**Exercise task:** Filter the data below for the string "Ultimo" and copy each matching line.

**Data shown:**

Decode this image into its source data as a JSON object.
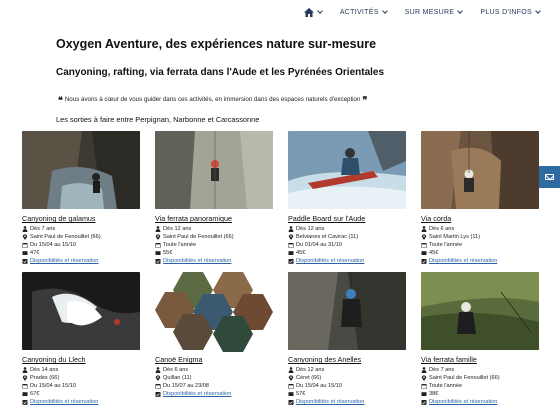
{
  "nav": {
    "items": [
      {
        "label": "ACTIVITÉS"
      },
      {
        "label": "SUR MESURE"
      },
      {
        "label": "PLUS D'INFOS"
      }
    ]
  },
  "heading": {
    "title": "Oxygen Aventure, des expériences nature sur-mesure",
    "subtitle": "Canyoning, rafting, via ferrata dans l'Aude et les Pyrénées Orientales",
    "quote": "Nous avons à cœur de vous guider dans ces activités, en immersion dans des espaces naturels d'exception",
    "section": "Les sorties à faire entre Perpignan, Narbonne et Carcassonne"
  },
  "cards": [
    {
      "title": "Canyoning de galamus",
      "age": "Dès 7 ans",
      "place": "Saint Paul de Fenouillet (66)",
      "dates": "Du 15/04 au 15/10",
      "price": "47€",
      "link": "Disponibilités et réservation"
    },
    {
      "title": "Via ferrata panoramique",
      "age": "Dès 12 ans",
      "place": "Saint Paul de Fenouillet (66)",
      "dates": "Toute l'année",
      "price": "55€",
      "link": "Disponibilités et réservation"
    },
    {
      "title": "Paddle Board sur l'Aude",
      "age": "Dès 12 ans",
      "place": "Belvianes et Cavirac (11)",
      "dates": "Du 01/04 au 31/10",
      "price": "45€",
      "link": "Disponibilités et réservation"
    },
    {
      "title": "Via corda",
      "age": "Dès 6 ans",
      "place": "Saint Martin Lys (11)",
      "dates": "Toute l'année",
      "price": "45€",
      "link": "Disponibilités et réservation"
    },
    {
      "title": "Canyoning du Llech",
      "age": "Dès 14 ans",
      "place": "Prades (66)",
      "dates": "Du 15/04 au 15/10",
      "price": "67€",
      "link": "Disponibilités et réservation"
    },
    {
      "title": "Canoë Enigma",
      "age": "Dès 6 ans",
      "place": "Quillan (11)",
      "dates": "Du 15/07 au 23/08",
      "price": "",
      "link": "Disponibilités et réservation"
    },
    {
      "title": "Canyoning des Anelles",
      "age": "Dès 12 ans",
      "place": "Céret (66)",
      "dates": "Du 15/04 au 15/10",
      "price": "57€",
      "link": "Disponibilités et réservation"
    },
    {
      "title": "Via ferrata famille",
      "age": "Dès 7 ans",
      "place": "Saint Paul de Fenouillet (66)",
      "dates": "Toute l'année",
      "price": "38€",
      "link": "Disponibilités et réservation"
    }
  ],
  "colors": {
    "accent": "#2f6aa3",
    "link": "#2a62a8",
    "nav": "#2a3a5a"
  }
}
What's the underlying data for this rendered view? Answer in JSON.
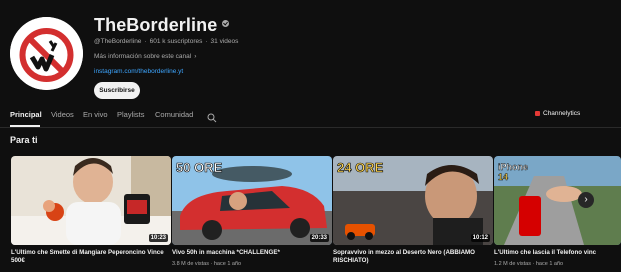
{
  "channel": {
    "name": "TheBorderline",
    "handle": "@TheBorderline",
    "subscribers": "601 k suscriptores",
    "videos": "31 videos",
    "more_info": "Más información sobre este canal",
    "link": "instagram.com/theborderline.yt",
    "subscribe_label": "Suscribirse"
  },
  "tabs": [
    {
      "label": "Principal"
    },
    {
      "label": "Videos"
    },
    {
      "label": "En vivo"
    },
    {
      "label": "Playlists"
    },
    {
      "label": "Comunidad"
    }
  ],
  "extension_label": "Channelytics",
  "section_title": "Para ti",
  "videos": [
    {
      "title_line1": "L'Ultimo che Smette di Mangiare Peperoncino Vince",
      "title_line2": "500€",
      "meta": "",
      "duration": "10:23"
    },
    {
      "title_line1": "Vivo 50h in macchina *CHALLENGE*",
      "title_line2": "",
      "meta": "3.8 M de vistas · hace 1 año",
      "duration": "20:33",
      "overlay": "50 ORE"
    },
    {
      "title_line1": "Sopravvivo in mezzo al Deserto Nero (ABBIAMO",
      "title_line2": "RISCHIATO)",
      "meta": "",
      "duration": "10:12",
      "overlay": "24 ORE"
    },
    {
      "title_line1": "L'Ultimo che lascia il Telefono vinc",
      "title_line2": "",
      "meta": "1.2 M de vistas · hace 1 año",
      "duration": "",
      "overlay_line1": "iPhone",
      "overlay_line2": "14"
    }
  ],
  "colors": {
    "background": "#0f0f0f",
    "link": "#3ea6ff",
    "subscribe_bg": "#f1f1f1",
    "muted_text": "#aaaaaa"
  }
}
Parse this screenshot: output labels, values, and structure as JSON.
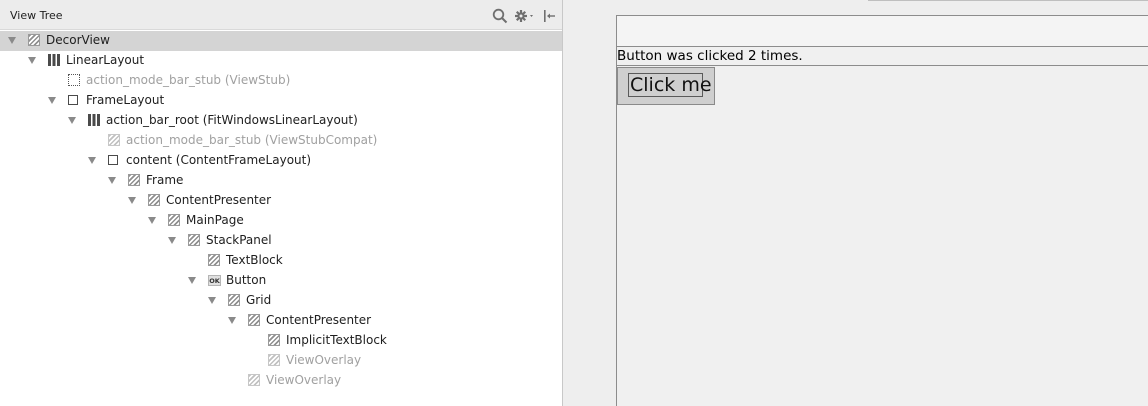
{
  "panel": {
    "title": "View Tree",
    "toolbar": {
      "search_icon": "search-icon",
      "settings_icon": "gear-icon",
      "collapse_icon": "collapse-left-icon"
    }
  },
  "tree": [
    {
      "label": "DecorView",
      "depth": 0,
      "icon": "hatch",
      "expanded": true,
      "selected": true,
      "dim": false
    },
    {
      "label": "LinearLayout",
      "depth": 1,
      "icon": "linear-layout",
      "expanded": true,
      "selected": false,
      "dim": false
    },
    {
      "label": "action_mode_bar_stub (ViewStub)",
      "depth": 2,
      "icon": "view-stub",
      "expanded": null,
      "selected": false,
      "dim": true
    },
    {
      "label": "FrameLayout",
      "depth": 2,
      "icon": "frame-layout",
      "expanded": true,
      "selected": false,
      "dim": false
    },
    {
      "label": "action_bar_root (FitWindowsLinearLayout)",
      "depth": 3,
      "icon": "linear-layout",
      "expanded": true,
      "selected": false,
      "dim": false
    },
    {
      "label": "action_mode_bar_stub (ViewStubCompat)",
      "depth": 4,
      "icon": "hatch",
      "expanded": null,
      "selected": false,
      "dim": true
    },
    {
      "label": "content (ContentFrameLayout)",
      "depth": 4,
      "icon": "frame-layout",
      "expanded": true,
      "selected": false,
      "dim": false
    },
    {
      "label": "Frame",
      "depth": 5,
      "icon": "hatch",
      "expanded": true,
      "selected": false,
      "dim": false
    },
    {
      "label": "ContentPresenter",
      "depth": 6,
      "icon": "hatch",
      "expanded": true,
      "selected": false,
      "dim": false
    },
    {
      "label": "MainPage",
      "depth": 7,
      "icon": "hatch",
      "expanded": true,
      "selected": false,
      "dim": false
    },
    {
      "label": "StackPanel",
      "depth": 8,
      "icon": "hatch",
      "expanded": true,
      "selected": false,
      "dim": false
    },
    {
      "label": "TextBlock",
      "depth": 9,
      "icon": "hatch",
      "expanded": null,
      "selected": false,
      "dim": false
    },
    {
      "label": "Button",
      "depth": 9,
      "icon": "ok-button",
      "expanded": true,
      "selected": false,
      "dim": false
    },
    {
      "label": "Grid",
      "depth": 10,
      "icon": "hatch",
      "expanded": true,
      "selected": false,
      "dim": false
    },
    {
      "label": "ContentPresenter",
      "depth": 11,
      "icon": "hatch",
      "expanded": true,
      "selected": false,
      "dim": false
    },
    {
      "label": "ImplicitTextBlock",
      "depth": 12,
      "icon": "hatch",
      "expanded": null,
      "selected": false,
      "dim": false
    },
    {
      "label": "ViewOverlay",
      "depth": 12,
      "icon": "hatch",
      "expanded": null,
      "selected": false,
      "dim": true
    },
    {
      "label": "ViewOverlay",
      "depth": 11,
      "icon": "hatch",
      "expanded": null,
      "selected": false,
      "dim": true
    }
  ],
  "ok_badge": "OK",
  "preview": {
    "status_text": "Button was clicked 2 times.",
    "button_label": "Click me"
  }
}
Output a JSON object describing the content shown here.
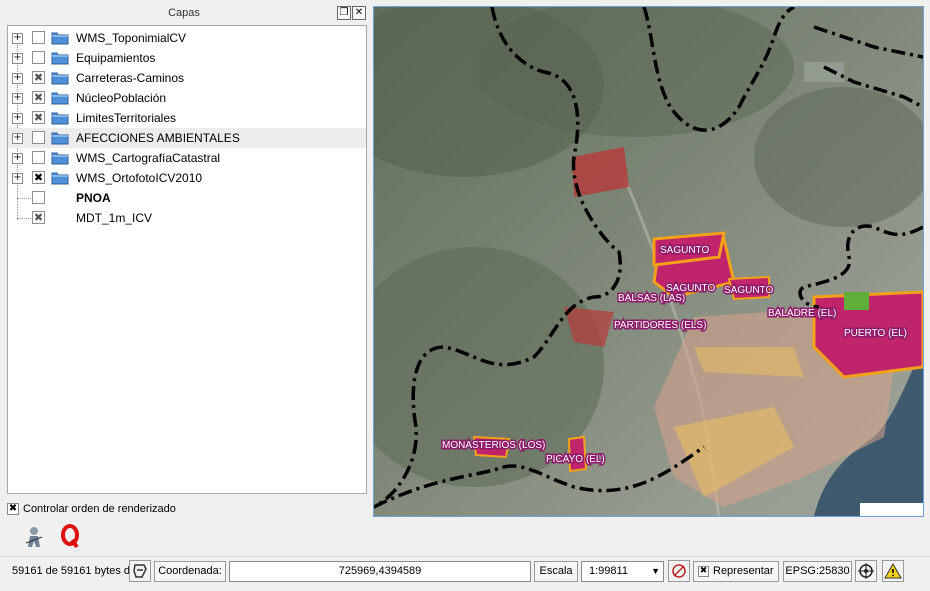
{
  "layers_panel": {
    "title": "Capas",
    "float_button_icon": "float-icon",
    "close_button_icon": "close-icon",
    "items": [
      {
        "label": "WMS_ToponimialCV",
        "checked": false,
        "expandable": true
      },
      {
        "label": "Equipamientos",
        "checked": false,
        "expandable": true
      },
      {
        "label": "Carreteras-Caminos",
        "checked": "partial",
        "expandable": true
      },
      {
        "label": "NúcleoPoblación",
        "checked": "partial",
        "expandable": true
      },
      {
        "label": "LimitesTerritoriales",
        "checked": "partial",
        "expandable": true
      },
      {
        "label": "AFECCIONES AMBIENTALES",
        "checked": false,
        "expandable": true,
        "highlighted": true
      },
      {
        "label": "WMS_CartografíaCatastral",
        "checked": false,
        "expandable": true
      },
      {
        "label": "WMS_OrtofotoICV2010",
        "checked": true,
        "expandable": true
      },
      {
        "label": "PNOA",
        "checked": false,
        "expandable": false,
        "bold": true
      },
      {
        "label": "MDT_1m_ICV",
        "checked": "partial",
        "expandable": false
      }
    ],
    "check_symbol": "✖",
    "expand_symbol": "+",
    "render_order": {
      "label": "Controlar orden de renderizado",
      "checked": true
    }
  },
  "map": {
    "place_labels": [
      "SAGUNTO",
      "SAGUNTO",
      "SAGUNTO",
      "BALSAS (LAS)",
      "PARTIDORES (ELS)",
      "BALADRE (EL)",
      "PUERTO (EL)",
      "MONASTERIOS (LOS)",
      "PICAYO (EL)"
    ],
    "colors": {
      "urban": "#c0246a",
      "urban_edge": "#f2a21a",
      "boundary": "#000000",
      "terrain": "#6f7b6a",
      "sea": "#3f5a6e",
      "highlight": "#6ba0d9"
    }
  },
  "toolbar": {
    "identify_icon": "identify-icon",
    "plugin_icon": "q-icon"
  },
  "statusbar": {
    "progress_text": "59161 de 59161 bytes d",
    "coordinate_label": "Coordenada:",
    "coordinate_value": "725969,4394589",
    "scale_label": "Escala",
    "scale_value": "1:99811",
    "render_label": "Representar",
    "render_checked": true,
    "crs": "EPSG:25830",
    "messages_icon": "warning-icon"
  }
}
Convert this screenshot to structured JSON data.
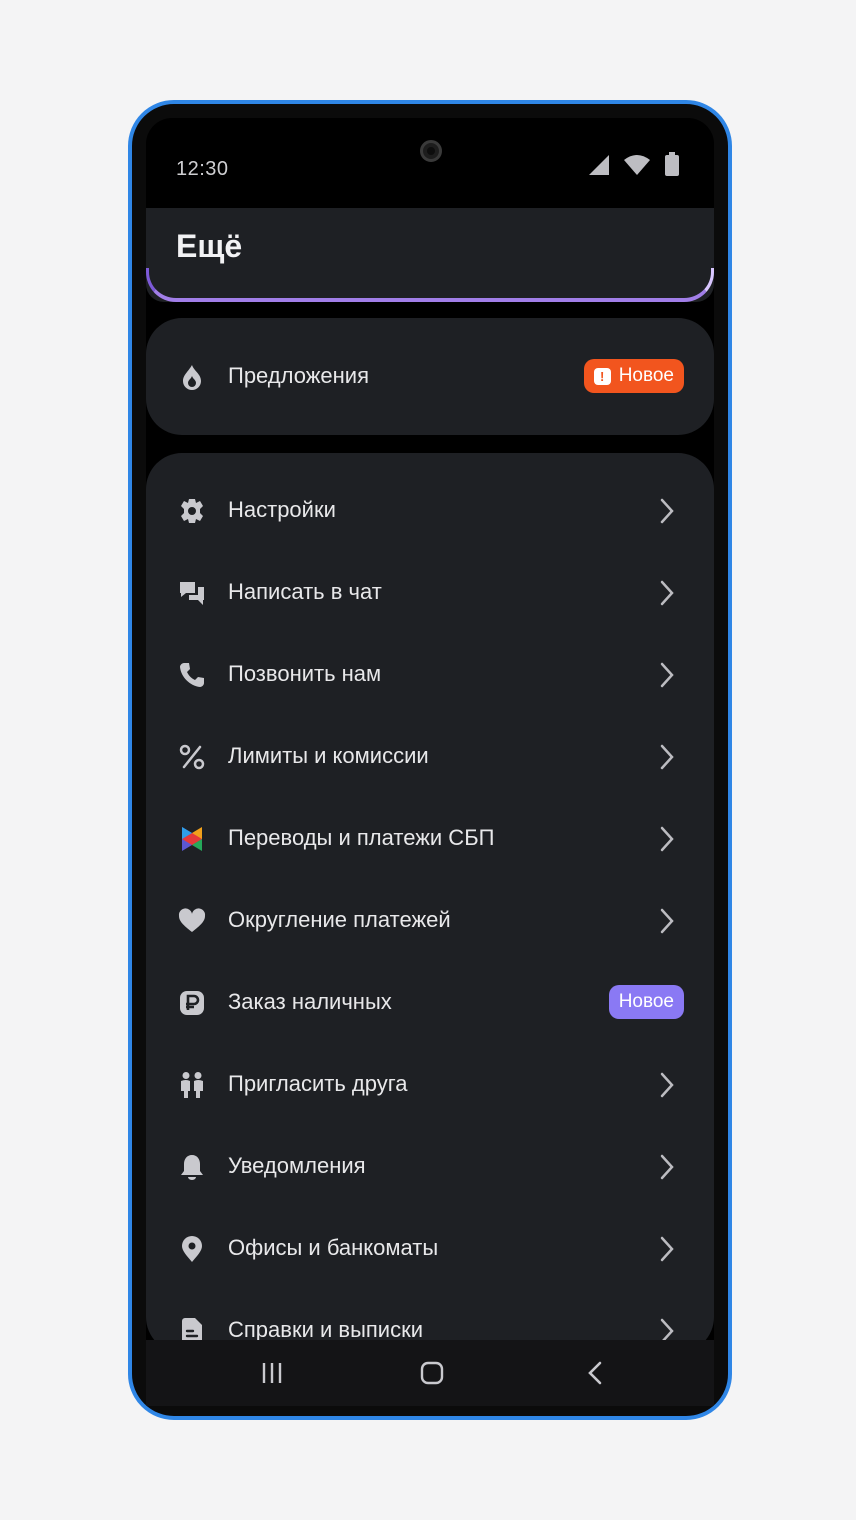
{
  "status_bar": {
    "time": "12:30"
  },
  "header": {
    "title": "Ещё"
  },
  "offers": {
    "label": "Предложения",
    "badge": "Новое"
  },
  "menu": [
    {
      "label": "Настройки",
      "icon": "gear-icon"
    },
    {
      "label": "Написать в чат",
      "icon": "chat-icon"
    },
    {
      "label": "Позвонить нам",
      "icon": "phone-icon"
    },
    {
      "label": "Лимиты и комиссии",
      "icon": "percent-icon"
    },
    {
      "label": "Переводы и платежи СБП",
      "icon": "sbp-icon"
    },
    {
      "label": "Округление платежей",
      "icon": "heart-icon"
    },
    {
      "label": "Заказ наличных",
      "icon": "ruble-icon",
      "badge": "Новое"
    },
    {
      "label": "Пригласить друга",
      "icon": "friends-icon"
    },
    {
      "label": "Уведомления",
      "icon": "bell-icon"
    },
    {
      "label": "Офисы и банкоматы",
      "icon": "location-pin-icon"
    },
    {
      "label": "Справки и выписки",
      "icon": "document-icon"
    }
  ],
  "colors": {
    "accent_orange": "#f2551e",
    "accent_purple": "#8a79f4",
    "phone_frame": "#2f86e6",
    "card_bg": "#1e2024"
  }
}
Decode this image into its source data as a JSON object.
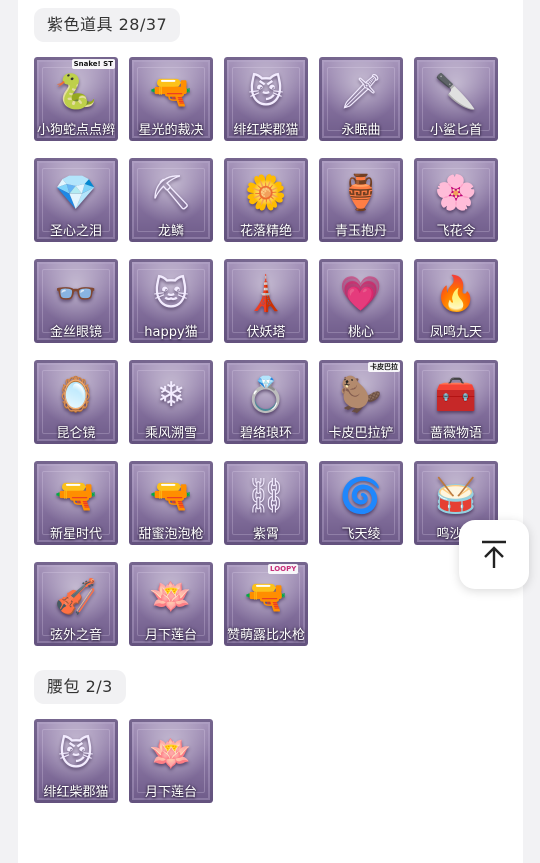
{
  "sections": [
    {
      "title": "紫色道具 28/37",
      "items": [
        {
          "label": "小狗蛇点点辫",
          "icon": "snake-figure",
          "glyph": "🐍",
          "badge": "Snake! ST"
        },
        {
          "label": "星光的裁决",
          "icon": "revolver",
          "glyph": "🔫"
        },
        {
          "label": "绯红柴郡猫",
          "icon": "cat-egg",
          "glyph": "😼"
        },
        {
          "label": "永眠曲",
          "icon": "sword",
          "glyph": "🗡"
        },
        {
          "label": "小鲨匕首",
          "icon": "dagger",
          "glyph": "🔪"
        },
        {
          "label": "圣心之泪",
          "icon": "gem-staff",
          "glyph": "💎"
        },
        {
          "label": "龙鳞",
          "icon": "shovel",
          "glyph": "⛏"
        },
        {
          "label": "花落精绝",
          "icon": "flower-staff",
          "glyph": "🌼"
        },
        {
          "label": "青玉抱丹",
          "icon": "jade-bottle",
          "glyph": "🏺"
        },
        {
          "label": "飞花令",
          "icon": "flower-ball",
          "glyph": "🌸"
        },
        {
          "label": "金丝眼镜",
          "icon": "glasses",
          "glyph": "👓"
        },
        {
          "label": "happy猫",
          "icon": "cat-figure",
          "glyph": "🐱"
        },
        {
          "label": "伏妖塔",
          "icon": "pagoda",
          "glyph": "🗼"
        },
        {
          "label": "桃心",
          "icon": "heart-wand",
          "glyph": "💗"
        },
        {
          "label": "凤鸣九天",
          "icon": "red-blade",
          "glyph": "🔥"
        },
        {
          "label": "昆仑镜",
          "icon": "mirror",
          "glyph": "🪞"
        },
        {
          "label": "乘风溯雪",
          "icon": "blue-armor",
          "glyph": "❄"
        },
        {
          "label": "碧络琅环",
          "icon": "jade-ring",
          "glyph": "💍"
        },
        {
          "label": "卡皮巴拉铲",
          "icon": "capybara",
          "glyph": "🦫",
          "badge": "卡皮巴拉"
        },
        {
          "label": "蔷薇物语",
          "icon": "first-aid-box",
          "glyph": "🧰"
        },
        {
          "label": "新星时代",
          "icon": "golden-pistol",
          "glyph": "🔫"
        },
        {
          "label": "甜蜜泡泡枪",
          "icon": "bubble-gun",
          "glyph": "🔫"
        },
        {
          "label": "紫霄",
          "icon": "chain-pendant",
          "glyph": "⛓"
        },
        {
          "label": "飞天绫",
          "icon": "ribbon",
          "glyph": "🌀"
        },
        {
          "label": "鸣沙鼓",
          "icon": "drum-staff",
          "glyph": "🥁"
        },
        {
          "label": "弦外之音",
          "icon": "instrument",
          "glyph": "🎻"
        },
        {
          "label": "月下莲台",
          "icon": "lotus-staff",
          "glyph": "🪷"
        },
        {
          "label": "赞萌露比水枪",
          "icon": "water-gun",
          "glyph": "🔫",
          "badge": "LOOPY"
        }
      ]
    },
    {
      "title": "腰包 2/3",
      "items": [
        {
          "label": "绯红柴郡猫",
          "icon": "cat-egg",
          "glyph": "😼"
        },
        {
          "label": "月下莲台",
          "icon": "lotus-staff",
          "glyph": "🪷"
        }
      ]
    }
  ],
  "scroll_top": {
    "icon": "arrow-up-to-top-icon"
  }
}
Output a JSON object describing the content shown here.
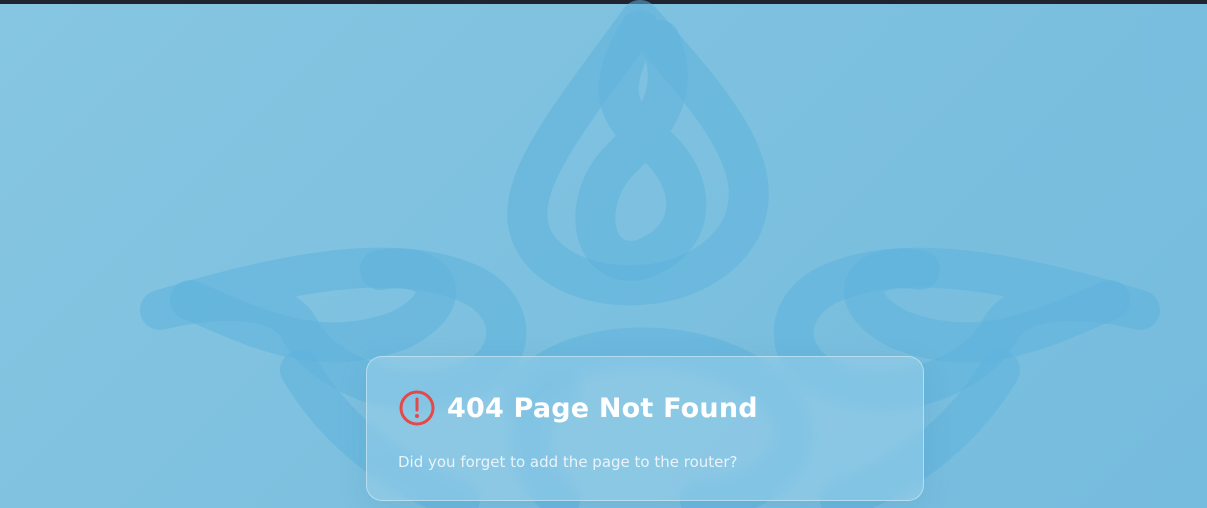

**Task solution:**
      "title_line1": "L'Ultimo che Smette di Mangiare Peperoncino Vince",
      "title_line1": "L'Ultimo che lascia il Telefono vinc",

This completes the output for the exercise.